*Written problem*.
The records below are to be copied word for word, with every picture left out.

-- Start Extracted data --

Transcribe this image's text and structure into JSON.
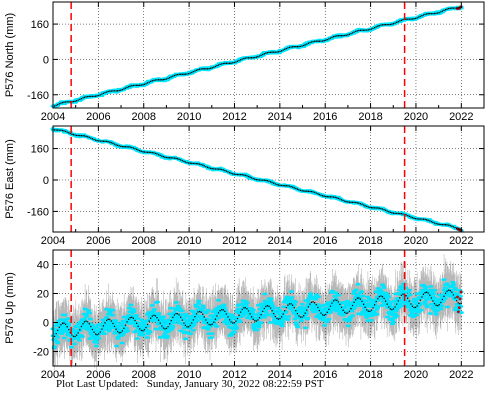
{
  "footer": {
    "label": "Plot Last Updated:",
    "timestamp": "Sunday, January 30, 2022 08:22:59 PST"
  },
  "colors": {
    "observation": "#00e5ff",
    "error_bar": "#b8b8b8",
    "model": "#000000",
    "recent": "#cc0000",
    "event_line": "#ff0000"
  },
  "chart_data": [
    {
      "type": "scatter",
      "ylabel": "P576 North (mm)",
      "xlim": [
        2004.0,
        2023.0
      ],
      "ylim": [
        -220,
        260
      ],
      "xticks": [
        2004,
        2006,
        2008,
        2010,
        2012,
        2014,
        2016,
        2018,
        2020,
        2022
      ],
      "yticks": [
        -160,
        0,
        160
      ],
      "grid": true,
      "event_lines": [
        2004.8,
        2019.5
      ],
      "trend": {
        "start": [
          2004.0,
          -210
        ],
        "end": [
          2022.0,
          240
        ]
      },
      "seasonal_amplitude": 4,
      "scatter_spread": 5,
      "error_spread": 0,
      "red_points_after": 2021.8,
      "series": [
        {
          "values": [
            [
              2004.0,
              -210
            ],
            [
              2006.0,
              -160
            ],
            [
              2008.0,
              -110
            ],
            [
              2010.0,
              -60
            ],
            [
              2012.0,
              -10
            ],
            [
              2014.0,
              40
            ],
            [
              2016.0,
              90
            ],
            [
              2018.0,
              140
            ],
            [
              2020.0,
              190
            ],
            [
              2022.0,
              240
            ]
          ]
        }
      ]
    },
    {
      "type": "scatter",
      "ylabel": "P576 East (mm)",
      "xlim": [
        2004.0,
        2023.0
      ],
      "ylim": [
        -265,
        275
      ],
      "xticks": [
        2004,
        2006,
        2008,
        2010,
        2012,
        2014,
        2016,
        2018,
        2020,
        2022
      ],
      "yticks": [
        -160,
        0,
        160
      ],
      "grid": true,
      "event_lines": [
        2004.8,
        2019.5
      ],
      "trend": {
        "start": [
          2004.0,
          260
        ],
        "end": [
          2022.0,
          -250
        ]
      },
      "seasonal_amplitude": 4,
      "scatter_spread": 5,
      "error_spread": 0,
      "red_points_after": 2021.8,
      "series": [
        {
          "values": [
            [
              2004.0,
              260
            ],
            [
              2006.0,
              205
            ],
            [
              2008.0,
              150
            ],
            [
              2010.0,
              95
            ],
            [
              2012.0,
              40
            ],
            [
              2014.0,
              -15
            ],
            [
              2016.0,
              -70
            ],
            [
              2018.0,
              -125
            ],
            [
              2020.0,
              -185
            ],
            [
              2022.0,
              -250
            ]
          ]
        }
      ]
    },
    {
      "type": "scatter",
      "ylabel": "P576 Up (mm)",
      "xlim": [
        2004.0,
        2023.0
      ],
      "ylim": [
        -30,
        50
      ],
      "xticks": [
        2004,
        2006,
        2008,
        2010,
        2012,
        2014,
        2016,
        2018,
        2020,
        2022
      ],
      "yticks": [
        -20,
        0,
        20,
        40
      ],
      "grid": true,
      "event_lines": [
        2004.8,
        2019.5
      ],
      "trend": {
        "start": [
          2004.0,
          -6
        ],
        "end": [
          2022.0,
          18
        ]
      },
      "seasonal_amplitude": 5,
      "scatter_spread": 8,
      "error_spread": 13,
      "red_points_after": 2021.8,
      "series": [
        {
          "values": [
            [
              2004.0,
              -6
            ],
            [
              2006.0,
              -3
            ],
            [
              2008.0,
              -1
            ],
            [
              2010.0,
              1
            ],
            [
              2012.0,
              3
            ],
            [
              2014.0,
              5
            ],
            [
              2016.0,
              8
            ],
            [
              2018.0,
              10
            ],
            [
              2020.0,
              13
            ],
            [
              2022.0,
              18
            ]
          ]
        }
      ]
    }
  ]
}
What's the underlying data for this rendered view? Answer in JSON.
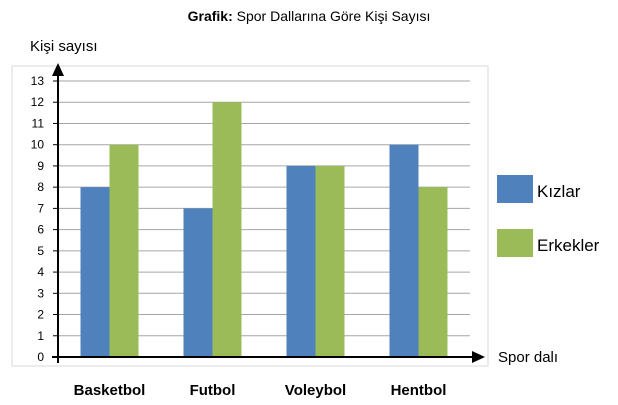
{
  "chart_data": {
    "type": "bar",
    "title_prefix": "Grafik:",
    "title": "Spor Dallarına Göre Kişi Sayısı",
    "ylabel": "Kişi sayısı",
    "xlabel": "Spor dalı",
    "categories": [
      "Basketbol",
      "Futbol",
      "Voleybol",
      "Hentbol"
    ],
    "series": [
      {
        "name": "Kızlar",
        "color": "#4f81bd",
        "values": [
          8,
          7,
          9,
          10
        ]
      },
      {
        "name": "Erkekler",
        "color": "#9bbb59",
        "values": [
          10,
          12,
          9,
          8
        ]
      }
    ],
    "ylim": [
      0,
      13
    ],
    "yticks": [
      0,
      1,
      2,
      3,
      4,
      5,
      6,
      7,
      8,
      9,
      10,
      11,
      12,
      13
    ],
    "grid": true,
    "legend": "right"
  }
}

-- End Extracted data --

*Exercise output*.
Transcribe this image's text and structure into JSON.
{
  "footer": {
    "label": "Plot Last Updated:",
    "timestamp": "Sunday, January 30, 2022 08:22:59 PST"
  },
  "colors": {
    "observation": "#00e5ff",
    "error_bar": "#b8b8b8",
    "model": "#000000",
    "recent": "#cc0000",
    "event_line": "#ff0000"
  },
  "chart_data": [
    {
      "type": "scatter",
      "ylabel": "P576 North (mm)",
      "xlim": [
        2004.0,
        2023.0
      ],
      "ylim": [
        -220,
        260
      ],
      "xticks": [
        2004,
        2006,
        2008,
        2010,
        2012,
        2014,
        2016,
        2018,
        2020,
        2022
      ],
      "yticks": [
        -160,
        0,
        160
      ],
      "grid": true,
      "event_lines": [
        2004.8,
        2019.5
      ],
      "trend": {
        "start": [
          2004.0,
          -210
        ],
        "end": [
          2022.0,
          240
        ]
      },
      "seasonal_amplitude": 4,
      "scatter_spread": 5,
      "error_spread": 0,
      "red_points_after": 2021.8,
      "series": [
        {
          "values": [
            [
              2004.0,
              -210
            ],
            [
              2006.0,
              -160
            ],
            [
              2008.0,
              -110
            ],
            [
              2010.0,
              -60
            ],
            [
              2012.0,
              -10
            ],
            [
              2014.0,
              40
            ],
            [
              2016.0,
              90
            ],
            [
              2018.0,
              140
            ],
            [
              2020.0,
              190
            ],
            [
              2022.0,
              240
            ]
          ]
        }
      ]
    },
    {
      "type": "scatter",
      "ylabel": "P576 East (mm)",
      "xlim": [
        2004.0,
        2023.0
      ],
      "ylim": [
        -265,
        275
      ],
      "xticks": [
        2004,
        2006,
        2008,
        2010,
        2012,
        2014,
        2016,
        2018,
        2020,
        2022
      ],
      "yticks": [
        -160,
        0,
        160
      ],
      "grid": true,
      "event_lines": [
        2004.8,
        2019.5
      ],
      "trend": {
        "start": [
          2004.0,
          260
        ],
        "end": [
          2022.0,
          -250
        ]
      },
      "seasonal_amplitude": 4,
      "scatter_spread": 5,
      "error_spread": 0,
      "red_points_after": 2021.8,
      "series": [
        {
          "values": [
            [
              2004.0,
              260
            ],
            [
              2006.0,
              205
            ],
            [
              2008.0,
              150
            ],
            [
              2010.0,
              95
            ],
            [
              2012.0,
              40
            ],
            [
              2014.0,
              -15
            ],
            [
              2016.0,
              -70
            ],
            [
              2018.0,
              -125
            ],
            [
              2020.0,
              -185
            ],
            [
              2022.0,
              -250
            ]
          ]
        }
      ]
    },
    {
      "type": "scatter",
      "ylabel": "P576 Up (mm)",
      "xlim": [
        2004.0,
        2023.0
      ],
      "ylim": [
        -30,
        50
      ],
      "xticks": [
        2004,
        2006,
        2008,
        2010,
        2012,
        2014,
        2016,
        2018,
        2020,
        2022
      ],
      "yticks": [
        -20,
        0,
        20,
        40
      ],
      "grid": true,
      "event_lines": [
        2004.8,
        2019.5
      ],
      "trend": {
        "start": [
          2004.0,
          -6
        ],
        "end": [
          2022.0,
          18
        ]
      },
      "seasonal_amplitude": 5,
      "scatter_spread": 8,
      "error_spread": 13,
      "red_points_after": 2021.8,
      "series": [
        {
          "values": [
            [
              2004.0,
              -6
            ],
            [
              2006.0,
              -3
            ],
            [
              2008.0,
              -1
            ],
            [
              2010.0,
              1
            ],
            [
              2012.0,
              3
            ],
            [
              2014.0,
              5
            ],
            [
              2016.0,
              8
            ],
            [
              2018.0,
              10
            ],
            [
              2020.0,
              13
            ],
            [
              2022.0,
              18
            ]
          ]
        }
      ]
    }
  ]
}
What's the underlying data for this rendered view? Answer in JSON.
{
  "chart_data": {
    "type": "bar",
    "title_prefix": "Grafik:",
    "title": "Spor Dallarına Göre Kişi Sayısı",
    "ylabel": "Kişi sayısı",
    "xlabel": "Spor dalı",
    "categories": [
      "Basketbol",
      "Futbol",
      "Voleybol",
      "Hentbol"
    ],
    "series": [
      {
        "name": "Kızlar",
        "color": "#4f81bd",
        "values": [
          8,
          7,
          9,
          10
        ]
      },
      {
        "name": "Erkekler",
        "color": "#9bbb59",
        "values": [
          10,
          12,
          9,
          8
        ]
      }
    ],
    "ylim": [
      0,
      13
    ],
    "yticks": [
      0,
      1,
      2,
      3,
      4,
      5,
      6,
      7,
      8,
      9,
      10,
      11,
      12,
      13
    ],
    "grid": true,
    "legend": "right"
  }
}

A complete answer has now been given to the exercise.